■ YOUR OBJECTIVE ■
Wherever a line below holds the word "closer", copy that line.

■ MATERIAL FOR THE TASK ■
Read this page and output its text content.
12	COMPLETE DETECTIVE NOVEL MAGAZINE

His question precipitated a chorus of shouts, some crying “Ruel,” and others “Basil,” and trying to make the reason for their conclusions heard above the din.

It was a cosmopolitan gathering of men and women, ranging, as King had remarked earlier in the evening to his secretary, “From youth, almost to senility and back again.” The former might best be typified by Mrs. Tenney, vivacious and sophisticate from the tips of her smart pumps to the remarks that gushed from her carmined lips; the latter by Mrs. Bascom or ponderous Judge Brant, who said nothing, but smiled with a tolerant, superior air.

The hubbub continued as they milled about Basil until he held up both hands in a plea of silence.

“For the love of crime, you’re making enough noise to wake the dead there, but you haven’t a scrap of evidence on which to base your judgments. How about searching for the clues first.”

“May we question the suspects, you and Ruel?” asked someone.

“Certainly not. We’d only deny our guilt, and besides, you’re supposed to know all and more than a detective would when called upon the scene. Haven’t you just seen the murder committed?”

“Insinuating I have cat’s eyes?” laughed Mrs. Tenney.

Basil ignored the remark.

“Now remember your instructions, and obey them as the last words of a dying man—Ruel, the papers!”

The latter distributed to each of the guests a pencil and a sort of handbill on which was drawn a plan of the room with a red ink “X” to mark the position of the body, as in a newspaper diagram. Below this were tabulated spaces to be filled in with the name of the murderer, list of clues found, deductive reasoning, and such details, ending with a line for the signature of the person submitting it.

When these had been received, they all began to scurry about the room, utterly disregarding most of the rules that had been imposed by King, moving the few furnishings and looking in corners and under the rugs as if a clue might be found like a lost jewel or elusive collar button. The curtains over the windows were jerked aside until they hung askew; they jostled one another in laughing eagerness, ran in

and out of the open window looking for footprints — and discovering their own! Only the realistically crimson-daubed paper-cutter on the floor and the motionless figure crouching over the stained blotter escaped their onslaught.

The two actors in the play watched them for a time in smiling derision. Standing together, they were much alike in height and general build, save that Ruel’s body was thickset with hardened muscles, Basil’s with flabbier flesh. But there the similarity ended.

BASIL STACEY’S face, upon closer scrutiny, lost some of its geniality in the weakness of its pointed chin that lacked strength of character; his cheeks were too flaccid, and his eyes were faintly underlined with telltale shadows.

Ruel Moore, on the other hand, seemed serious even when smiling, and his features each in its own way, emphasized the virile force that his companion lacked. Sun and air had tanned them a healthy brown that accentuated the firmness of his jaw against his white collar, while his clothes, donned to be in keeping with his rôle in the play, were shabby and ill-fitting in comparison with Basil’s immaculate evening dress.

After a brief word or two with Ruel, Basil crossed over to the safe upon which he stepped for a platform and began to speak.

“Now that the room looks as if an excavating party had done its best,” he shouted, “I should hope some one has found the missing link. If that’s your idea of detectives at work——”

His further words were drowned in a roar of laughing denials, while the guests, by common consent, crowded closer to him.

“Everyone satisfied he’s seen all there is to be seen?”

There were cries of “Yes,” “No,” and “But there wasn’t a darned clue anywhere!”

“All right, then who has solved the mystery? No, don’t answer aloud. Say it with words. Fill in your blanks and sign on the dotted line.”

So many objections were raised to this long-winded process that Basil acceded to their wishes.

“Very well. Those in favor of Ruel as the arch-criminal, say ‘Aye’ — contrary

■ IN RESPONSE ■
BASIL STACEY’S face, upon closer scrutiny, lost some of its geniality in the weakness of its pointed chin that lacked strength of character; his cheeks were too flaccid, and his eyes were faintly underlined with telltale shadows.
His further words were drowned in a roar of laughing denials, while the guests, by common consent, crowded closer to him.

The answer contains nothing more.